Exercise directions
Copy nothing but the text: repeat each entry exactly and drop the images.

Given data
— begin —

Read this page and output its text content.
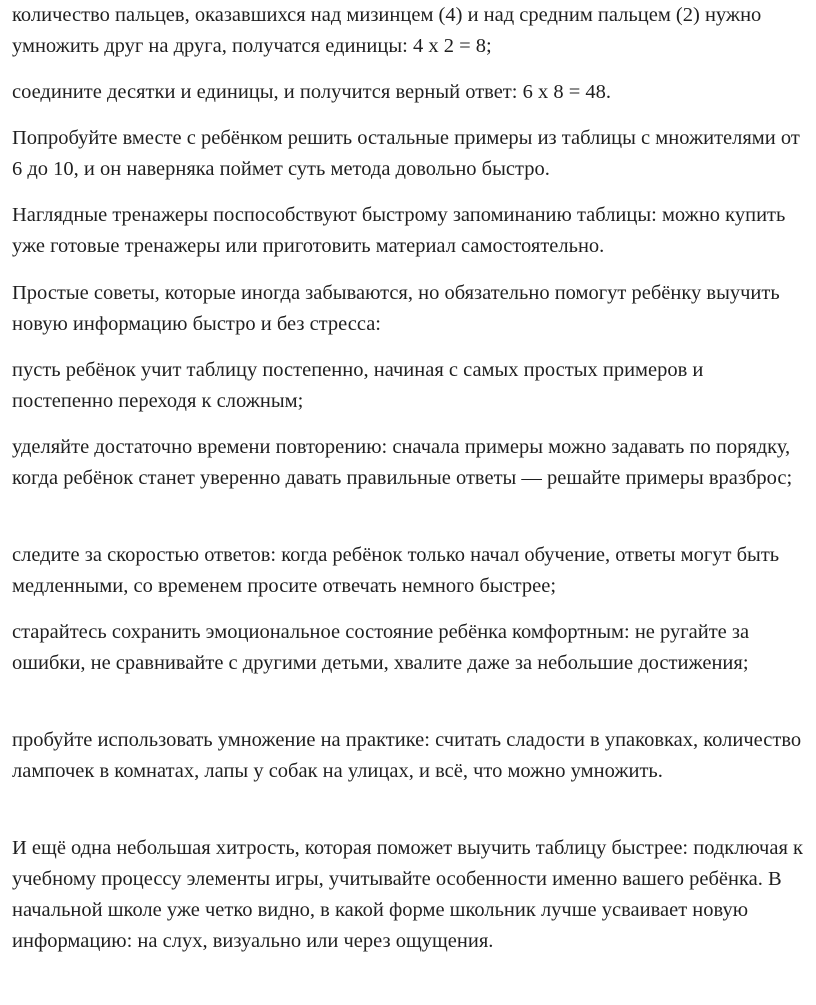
количество пальцев, оказавшихся над мизинцем (4) и над средним пальцем (2) нужно умножить друг на друга, получатся единицы: 4 х 2 = 8;

соедините десятки и единицы, и получится верный ответ: 6 х 8 = 48.

Попробуйте вместе с ребёнком решить остальные примеры из таблицы с множителями от 6 до 10, и он наверняка поймет суть метода довольно быстро.

Наглядные тренажеры поспособствуют быстрому запоминанию таблицы: можно купить уже готовые тренажеры или приготовить материал самостоятельно.

Простые советы, которые иногда забываются, но обязательно помогут ребёнку выучить новую информацию быстро и без стресса:

пусть ребёнок учит таблицу постепенно, начиная с самых простых примеров и постепенно переходя к сложным;

уделяйте достаточно времени повторению: сначала примеры можно задавать по порядку, когда ребёнок станет уверенно давать правильные ответы — решайте примеры вразброс;

следите за скоростью ответов: когда ребёнок только начал обучение, ответы могут быть медленными, со временем просите отвечать немного быстрее;

старайтесь сохранить эмоциональное состояние ребёнка комфортным: не ругайте за ошибки, не сравнивайте с другими детьми, хвалите даже за небольшие достижения;

пробуйте использовать умножение на практике: считать сладости в упаковках, количество лампочек в комнатах, лапы у собак на улицах, и всё, что можно умножить.

И ещё одна небольшая хитрость, которая поможет выучить таблицу быстрее: подключая к учебному процессу элементы игры, учитывайте особенности именно вашего ребёнка. В начальной школе уже четко видно, в какой форме школьник лучше усваивает новую информацию: на слух, визуально или через ощущения.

— end —

Task response
Read this page and output its text content.
количество пальцев, оказавшихся над мизинцем (4) и над средним пальцем (2) нужно умножить друг на друга, получатся единицы: 4 х 2 = 8;

соедините десятки и единицы, и получится верный ответ: 6 х 8 = 48.

Попробуйте вместе с ребёнком решить остальные примеры из таблицы с множителями от 6 до 10, и он наверняка поймет суть метода довольно быстро.

Наглядные тренажеры поспособствуют быстрому запоминанию таблицы: можно купить уже готовые тренажеры или приготовить материал самостоятельно.

Простые советы, которые иногда забываются, но обязательно помогут ребёнку выучить новую информацию быстро и без стресса:

пусть ребёнок учит таблицу постепенно, начиная с самых простых примеров и постепенно переходя к сложным;

уделяйте достаточно времени повторению: сначала примеры можно задавать по порядку, когда ребёнок станет уверенно давать правильные ответы — решайте примеры вразброс;

следите за скоростью ответов: когда ребёнок только начал обучение, ответы могут быть медленными, со временем просите отвечать немного быстрее;

старайтесь сохранить эмоциональное состояние ребёнка комфортным: не ругайте за ошибки, не сравнивайте с другими детьми, хвалите даже за небольшие достижения;

пробуйте использовать умножение на практике: считать сладости в упаковках, количество лампочек в комнатах, лапы у собак на улицах, и всё, что можно умножить.

И ещё одна небольшая хитрость, которая поможет выучить таблицу быстрее: подключая к учебному процессу элементы игры, учитывайте особенности именно вашего ребёнка. В начальной школе уже четко видно, в какой форме школьник лучше усваивает новую информацию: на слух, визуально или через ощущения.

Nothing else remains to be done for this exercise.